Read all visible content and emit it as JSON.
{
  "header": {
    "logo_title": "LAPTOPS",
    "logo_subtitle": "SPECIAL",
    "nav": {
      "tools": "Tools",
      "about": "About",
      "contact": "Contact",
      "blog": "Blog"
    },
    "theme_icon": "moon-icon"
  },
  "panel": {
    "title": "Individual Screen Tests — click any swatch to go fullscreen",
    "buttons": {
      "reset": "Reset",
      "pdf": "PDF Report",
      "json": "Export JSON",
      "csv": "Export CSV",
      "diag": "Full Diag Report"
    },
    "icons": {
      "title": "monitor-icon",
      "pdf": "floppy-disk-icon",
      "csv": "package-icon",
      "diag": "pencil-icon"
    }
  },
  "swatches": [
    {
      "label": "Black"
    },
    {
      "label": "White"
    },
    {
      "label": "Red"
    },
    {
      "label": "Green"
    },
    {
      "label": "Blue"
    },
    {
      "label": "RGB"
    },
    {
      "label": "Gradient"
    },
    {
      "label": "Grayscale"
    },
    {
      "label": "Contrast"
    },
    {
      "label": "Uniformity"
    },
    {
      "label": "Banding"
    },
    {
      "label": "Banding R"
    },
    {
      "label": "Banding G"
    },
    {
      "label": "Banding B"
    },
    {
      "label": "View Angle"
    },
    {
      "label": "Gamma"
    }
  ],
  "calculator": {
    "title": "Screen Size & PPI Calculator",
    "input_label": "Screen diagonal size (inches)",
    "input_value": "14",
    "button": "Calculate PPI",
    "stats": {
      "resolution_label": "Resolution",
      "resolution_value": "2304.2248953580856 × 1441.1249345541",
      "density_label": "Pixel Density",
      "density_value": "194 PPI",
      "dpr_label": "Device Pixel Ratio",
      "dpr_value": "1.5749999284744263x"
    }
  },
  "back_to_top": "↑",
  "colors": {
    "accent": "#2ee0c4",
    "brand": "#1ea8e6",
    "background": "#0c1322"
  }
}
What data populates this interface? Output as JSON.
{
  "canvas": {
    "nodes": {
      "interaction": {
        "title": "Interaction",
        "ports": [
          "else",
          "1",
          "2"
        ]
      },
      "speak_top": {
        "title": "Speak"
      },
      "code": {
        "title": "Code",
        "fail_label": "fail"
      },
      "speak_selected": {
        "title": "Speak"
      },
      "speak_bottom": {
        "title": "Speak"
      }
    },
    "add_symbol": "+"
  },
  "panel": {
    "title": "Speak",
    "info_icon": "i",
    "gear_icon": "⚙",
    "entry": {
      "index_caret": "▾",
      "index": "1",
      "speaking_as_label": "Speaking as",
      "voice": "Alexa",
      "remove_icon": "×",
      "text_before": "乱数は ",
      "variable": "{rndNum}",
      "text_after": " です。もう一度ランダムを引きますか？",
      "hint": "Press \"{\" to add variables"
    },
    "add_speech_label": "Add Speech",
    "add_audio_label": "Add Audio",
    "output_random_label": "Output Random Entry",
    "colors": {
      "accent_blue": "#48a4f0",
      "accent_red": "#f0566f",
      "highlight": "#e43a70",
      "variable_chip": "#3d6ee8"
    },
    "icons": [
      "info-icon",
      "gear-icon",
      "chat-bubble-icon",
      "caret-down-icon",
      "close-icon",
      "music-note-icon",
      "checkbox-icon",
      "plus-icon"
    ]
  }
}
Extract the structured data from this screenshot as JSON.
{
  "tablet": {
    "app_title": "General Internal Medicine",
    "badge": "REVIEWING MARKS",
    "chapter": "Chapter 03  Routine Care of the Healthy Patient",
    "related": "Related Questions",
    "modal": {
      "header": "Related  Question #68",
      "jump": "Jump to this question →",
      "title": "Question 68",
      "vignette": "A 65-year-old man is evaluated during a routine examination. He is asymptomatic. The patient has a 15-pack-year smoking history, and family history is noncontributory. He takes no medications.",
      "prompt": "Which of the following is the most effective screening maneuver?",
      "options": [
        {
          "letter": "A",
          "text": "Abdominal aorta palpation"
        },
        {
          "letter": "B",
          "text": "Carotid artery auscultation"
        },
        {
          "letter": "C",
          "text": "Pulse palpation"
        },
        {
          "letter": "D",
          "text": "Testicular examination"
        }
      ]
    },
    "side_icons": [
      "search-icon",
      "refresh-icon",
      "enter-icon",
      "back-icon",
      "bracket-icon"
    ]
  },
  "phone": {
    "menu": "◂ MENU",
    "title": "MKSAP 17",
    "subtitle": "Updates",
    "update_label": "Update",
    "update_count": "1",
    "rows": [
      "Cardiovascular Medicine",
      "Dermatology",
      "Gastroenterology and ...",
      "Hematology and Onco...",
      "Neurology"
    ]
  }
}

◆ **Short task**:
Copy each line of the data exactly, leaving nothing out.

◆ **The answer**:
Read all visible content and emit it as JSON.
{
  "header": {
    "logo_title": "LAPTOPS",
    "logo_subtitle": "SPECIAL",
    "nav": {
      "tools": "Tools",
      "about": "About",
      "contact": "Contact",
      "blog": "Blog"
    },
    "theme_icon": "moon-icon"
  },
  "panel": {
    "title": "Individual Screen Tests — click any swatch to go fullscreen",
    "buttons": {
      "reset": "Reset",
      "pdf": "PDF Report",
      "json": "Export JSON",
      "csv": "Export CSV",
      "diag": "Full Diag Report"
    },
    "icons": {
      "title": "monitor-icon",
      "pdf": "floppy-disk-icon",
      "csv": "package-icon",
      "diag": "pencil-icon"
    }
  },
  "swatches": [
    {
      "label": "Black"
    },
    {
      "label": "White"
    },
    {
      "label": "Red"
    },
    {
      "label": "Green"
    },
    {
      "label": "Blue"
    },
    {
      "label": "RGB"
    },
    {
      "label": "Gradient"
    },
    {
      "label": "Grayscale"
    },
    {
      "label": "Contrast"
    },
    {
      "label": "Uniformity"
    },
    {
      "label": "Banding"
    },
    {
      "label": "Banding R"
    },
    {
      "label": "Banding G"
    },
    {
      "label": "Banding B"
    },
    {
      "label": "View Angle"
    },
    {
      "label": "Gamma"
    }
  ],
  "calculator": {
    "title": "Screen Size & PPI Calculator",
    "input_label": "Screen diagonal size (inches)",
    "input_value": "14",
    "button": "Calculate PPI",
    "stats": {
      "resolution_label": "Resolution",
      "resolution_value": "2304.2248953580856 × 1441.1249345541",
      "density_label": "Pixel Density",
      "density_value": "194 PPI",
      "dpr_label": "Device Pixel Ratio",
      "dpr_value": "1.5749999284744263x"
    }
  },
  "back_to_top": "↑",
  "colors": {
    "accent": "#2ee0c4",
    "brand": "#1ea8e6",
    "background": "#0c1322"
  }
}
What data populates this interface? Output as JSON.
{
  "canvas": {
    "nodes": {
      "interaction": {
        "title": "Interaction",
        "ports": [
          "else",
          "1",
          "2"
        ]
      },
      "speak_top": {
        "title": "Speak"
      },
      "code": {
        "title": "Code",
        "fail_label": "fail"
      },
      "speak_selected": {
        "title": "Speak"
      },
      "speak_bottom": {
        "title": "Speak"
      }
    },
    "add_symbol": "+"
  },
  "panel": {
    "title": "Speak",
    "info_icon": "i",
    "gear_icon": "⚙",
    "entry": {
      "index_caret": "▾",
      "index": "1",
      "speaking_as_label": "Speaking as",
      "voice": "Alexa",
      "remove_icon": "×",
      "text_before": "乱数は ",
      "variable": "{rndNum}",
      "text_after": " です。もう一度ランダムを引きますか？",
      "hint": "Press \"{\" to add variables"
    },
    "add_speech_label": "Add Speech",
    "add_audio_label": "Add Audio",
    "output_random_label": "Output Random Entry",
    "colors": {
      "accent_blue": "#48a4f0",
      "accent_red": "#f0566f",
      "highlight": "#e43a70",
      "variable_chip": "#3d6ee8"
    },
    "icons": [
      "info-icon",
      "gear-icon",
      "chat-bubble-icon",
      "caret-down-icon",
      "close-icon",
      "music-note-icon",
      "checkbox-icon",
      "plus-icon"
    ]
  }
}
Extract the structured data from this screenshot as JSON.
{
  "tablet": {
    "app_title": "General Internal Medicine",
    "badge": "REVIEWING MARKS",
    "chapter": "Chapter 03  Routine Care of the Healthy Patient",
    "related": "Related Questions",
    "modal": {
      "header": "Related  Question #68",
      "jump": "Jump to this question →",
      "title": "Question 68",
      "vignette": "A 65-year-old man is evaluated during a routine examination. He is asymptomatic. The patient has a 15-pack-year smoking history, and family history is noncontributory. He takes no medications.",
      "prompt": "Which of the following is the most effective screening maneuver?",
      "options": [
        {
          "letter": "A",
          "text": "Abdominal aorta palpation"
        },
        {
          "letter": "B",
          "text": "Carotid artery auscultation"
        },
        {
          "letter": "C",
          "text": "Pulse palpation"
        },
        {
          "letter": "D",
          "text": "Testicular examination"
        }
      ]
    },
    "side_icons": [
      "search-icon",
      "refresh-icon",
      "enter-icon",
      "back-icon",
      "bracket-icon"
    ]
  },
  "phone": {
    "menu": "◂ MENU",
    "title": "MKSAP 17",
    "subtitle": "Updates",
    "update_label": "Update",
    "update_count": "1",
    "rows": [
      "Cardiovascular Medicine",
      "Dermatology",
      "Gastroenterology and ...",
      "Hematology and Onco...",
      "Neurology"
    ]
  }
}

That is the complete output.